## Instructions for the task
Convert each line of the listing below into a Markdown table with the columns Row and Entry, numbering the rows and skipping blank lines. Leave the pictures out of the answer.

(begin)

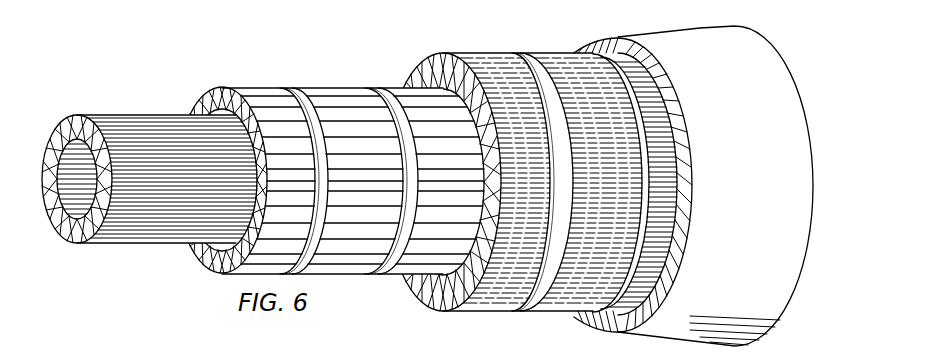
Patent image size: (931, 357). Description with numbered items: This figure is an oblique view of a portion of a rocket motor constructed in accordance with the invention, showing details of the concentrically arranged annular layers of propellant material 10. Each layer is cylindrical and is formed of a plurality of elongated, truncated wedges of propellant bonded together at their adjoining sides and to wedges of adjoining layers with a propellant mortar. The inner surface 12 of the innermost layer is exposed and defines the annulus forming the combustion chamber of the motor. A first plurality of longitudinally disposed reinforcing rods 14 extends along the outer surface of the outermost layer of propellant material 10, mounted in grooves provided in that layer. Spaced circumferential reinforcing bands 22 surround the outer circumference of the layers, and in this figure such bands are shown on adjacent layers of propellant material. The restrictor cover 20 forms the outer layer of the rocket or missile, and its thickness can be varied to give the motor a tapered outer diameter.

The annular layers of propellant material 10 is at (352, 88).
The inner surface 12 is at (58, 216).
The longitudinally disposed reinforcing rods 14 is at (680, 165).
The restrictor cover 20 is at (593, 46).
The circumferential reinforcing bands 22 is at (542, 171).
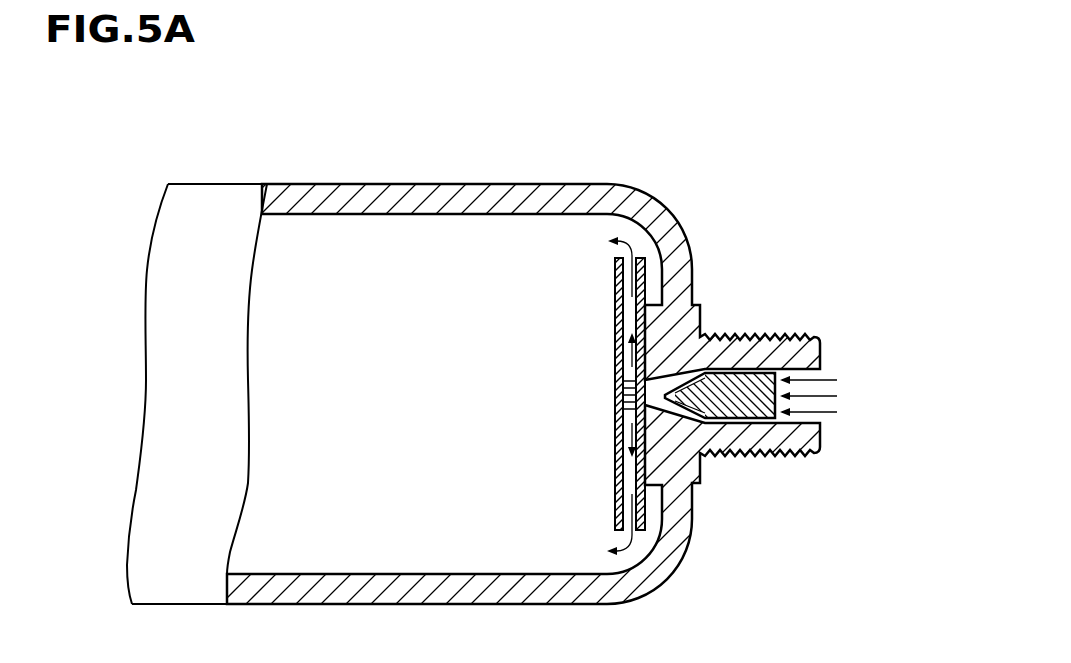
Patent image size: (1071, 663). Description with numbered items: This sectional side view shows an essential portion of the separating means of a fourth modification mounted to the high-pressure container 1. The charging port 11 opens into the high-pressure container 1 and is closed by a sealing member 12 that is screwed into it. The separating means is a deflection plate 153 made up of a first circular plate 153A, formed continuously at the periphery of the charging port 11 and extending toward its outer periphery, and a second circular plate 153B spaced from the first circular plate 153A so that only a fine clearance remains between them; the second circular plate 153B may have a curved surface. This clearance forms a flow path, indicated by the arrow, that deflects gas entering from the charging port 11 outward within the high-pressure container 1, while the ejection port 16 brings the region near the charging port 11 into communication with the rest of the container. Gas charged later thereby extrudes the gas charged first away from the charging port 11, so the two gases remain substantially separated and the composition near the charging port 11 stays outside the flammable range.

The high-pressure container 1 is at (273, 186).
The charging port 11 is at (702, 333).
The sealing member 12 is at (746, 385).
The ejection port 16 is at (630, 533).
The deflection plate 153 is at (490, 100).
The first circular plate 153A is at (666, 300).
The second circular plate 153B is at (614, 298).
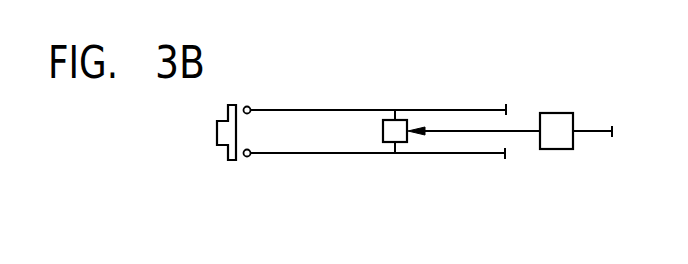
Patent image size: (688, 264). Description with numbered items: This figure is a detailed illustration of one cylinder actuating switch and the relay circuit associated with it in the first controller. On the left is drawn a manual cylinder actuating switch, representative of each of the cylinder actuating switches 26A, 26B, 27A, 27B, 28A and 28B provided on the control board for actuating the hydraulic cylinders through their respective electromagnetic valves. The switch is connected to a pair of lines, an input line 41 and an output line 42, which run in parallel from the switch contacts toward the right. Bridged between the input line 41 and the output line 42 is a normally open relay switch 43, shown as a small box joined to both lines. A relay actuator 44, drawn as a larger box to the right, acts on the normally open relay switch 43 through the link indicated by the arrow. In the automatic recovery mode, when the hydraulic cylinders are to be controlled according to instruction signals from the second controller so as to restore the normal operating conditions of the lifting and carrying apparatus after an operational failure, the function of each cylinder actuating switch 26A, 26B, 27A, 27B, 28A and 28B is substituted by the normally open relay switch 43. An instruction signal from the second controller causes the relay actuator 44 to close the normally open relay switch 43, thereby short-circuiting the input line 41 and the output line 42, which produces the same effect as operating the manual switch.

The cylinder actuating switch 26A is at (363, 161).
The cylinder actuating switch 26B is at (363, 161).
The cylinder actuating switch 27A is at (363, 161).
The cylinder actuating switch 27B is at (363, 161).
The cylinder actuating switch 28A is at (363, 161).
The cylinder actuating switch 28B is at (232, 161).
The input line 41 is at (291, 108).
The output line 42 is at (344, 152).
The normally open relay switch 43 is at (398, 110).
The relay actuator 44 is at (559, 113).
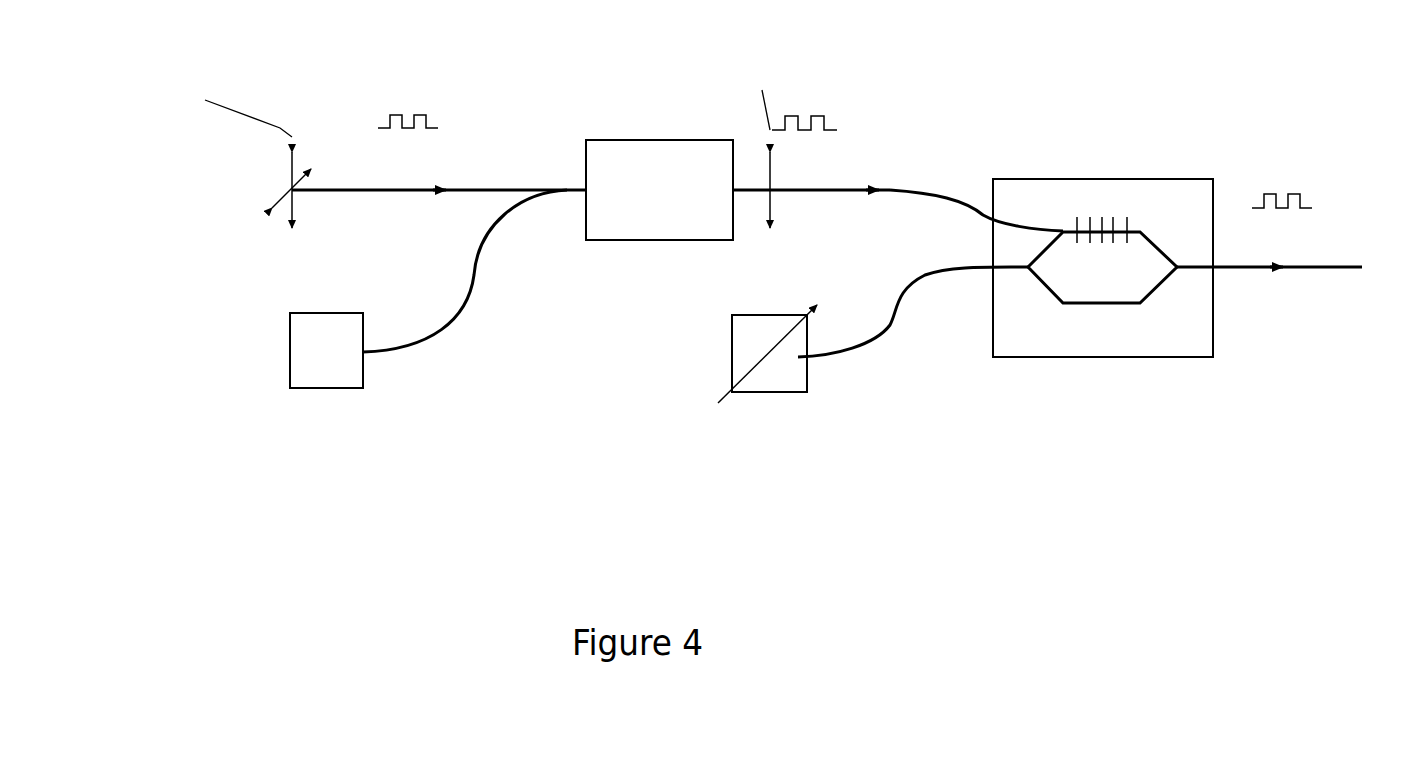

(end)

## Solution for this problem
| Row | Entry |
|---|---|
| 1 | Patent image size: (931, 357). Description with numbered items: This figure is an oblique view of a portion of a rocket motor constructed in accordance with the invention, showing details of the concentrically arranged annular layers of propellant material 10. Each layer is cylindrical and is formed of a plurality of elongated, truncated wedges of propellant bonded together at their adjoining sides and to wedges of adjoining layers with a propellant mortar. The inner surface 12 of the innermost layer is exposed and defines the annulus forming the combustion chamber of the motor. A first plurality of longitudinally disposed reinforcing rods 14 extends along the outer surface of the outermost layer of propellant material 10, mounted in grooves provided in that layer. Spaced circumferential reinforcing bands 22 surround the outer circumference of the layers, and in this figure such bands are shown on adjacent layers of propellant material. The restrictor cover 20 forms the outer layer of the rocket or missile, and its thickness can be varied to give the motor a tapered outer diameter. |
| 2 | The annular layers of propellant material 10 is at (352, 88). |
| 3 | The inner surface 12 is at (58, 216). |
| 4 | The longitudinally disposed reinforcing rods 14 is at (680, 165). |
| 5 | The restrictor cover 20 is at (593, 46). |
| 6 | The circumferential reinforcing bands 22 is at (542, 171). |
| 7 | Patent image size: (1071, 663). Description with numbered items: This sectional side view shows an essential portion of the separating means of a fourth modification mounted to the high-pressure container 1. The charging port 11 opens into the high-pressure container 1 and is closed by a sealing member 12 that is screwed into it. The separating means is a deflection plate 153 made up of a first circular plate 153A, formed continuously at the periphery of the charging port 11 and extending toward its outer periphery, and a second circular plate 153B spaced from the first circular plate 153A so that only a fine clearance remains between them; the second circular plate 153B may have a curved surface. This clearance forms a flow path, indicated by the arrow, that deflects gas entering from the charging port 11 outward within the high-pressure container 1, while the ejection port 16 brings the region near the charging port 11 into communication with the rest of the container. Gas charged later thereby extrudes the gas charged first away from the charging port 11, so the two gases remain substantially separated and the composition near the charging port 11 stays outside the flammable range. |
| 8 | The high-pressure container 1 is at (273, 186). |
| 9 | The charging port 11 is at (702, 333). |
| 10 | The sealing member 12 is at (746, 385). |
| 11 | The ejection port 16 is at (630, 533). |
| 12 | The deflection plate 153 is at (490, 100). |
| 13 | The first circular plate 153A is at (666, 300). |
| 14 | The second circular plate 153B is at (614, 298). |
| 15 | Patent image size: (688, 264). Description with numbered items: This figure is a detailed illustration of one cylinder actuating switch and the relay circuit associated with it in the first controller. On the left is drawn a manual cylinder actuating switch, representative of each of the cylinder actuating switches 26A, 26B, 27A, 27B, 28A and 28B provided on the control board for actuating the hydraulic cylinders through their respective electromagnetic valves. The switch is connected to a pair of lines, an input line 41 and an output line 42, which run in parallel from the switch contacts toward the right. Bridged between the input line 41 and the output line 42 is a normally open relay switch 43, shown as a small box joined to both lines. A relay actuator 44, drawn as a larger box to the right, acts on the normally open relay switch 43 through the link indicated by the arrow. In the automatic recovery mode, when the hydraulic cylinders are to be controlled according to instruction signals from the second controller so as to restore the normal operating conditions of the lifting and carrying apparatus after an operational failure, the function of each cylinder actuating switch 26A, 26B, 27A, 27B, 28A and 28B is substituted by the normally open relay switch 43. An instruction signal from the second controller causes the relay actuator 44 to close the normally open relay switch 43, thereby short-circuiting the input line 41 and the output line 42, which produces the same effect as operating the manual switch. |
| 16 | The cylinder actuating switch 26A is at (363, 161). |
| 17 | The cylinder actuating switch 26B is at (363, 161). |
| 18 | The cylinder actuating switch 27A is at (363, 161). |
| 19 | The cylinder actuating switch 27B is at (363, 161). |
| 20 | The cylinder actuating switch 28A is at (363, 161). |
| 21 | The cylinder actuating switch 28B is at (232, 161). |
| 22 | The input line 41 is at (291, 108). |
| 23 | The output line 42 is at (344, 152). |
| 24 | The normally open relay switch 43 is at (398, 110). |
| 25 | The relay actuator 44 is at (559, 113). |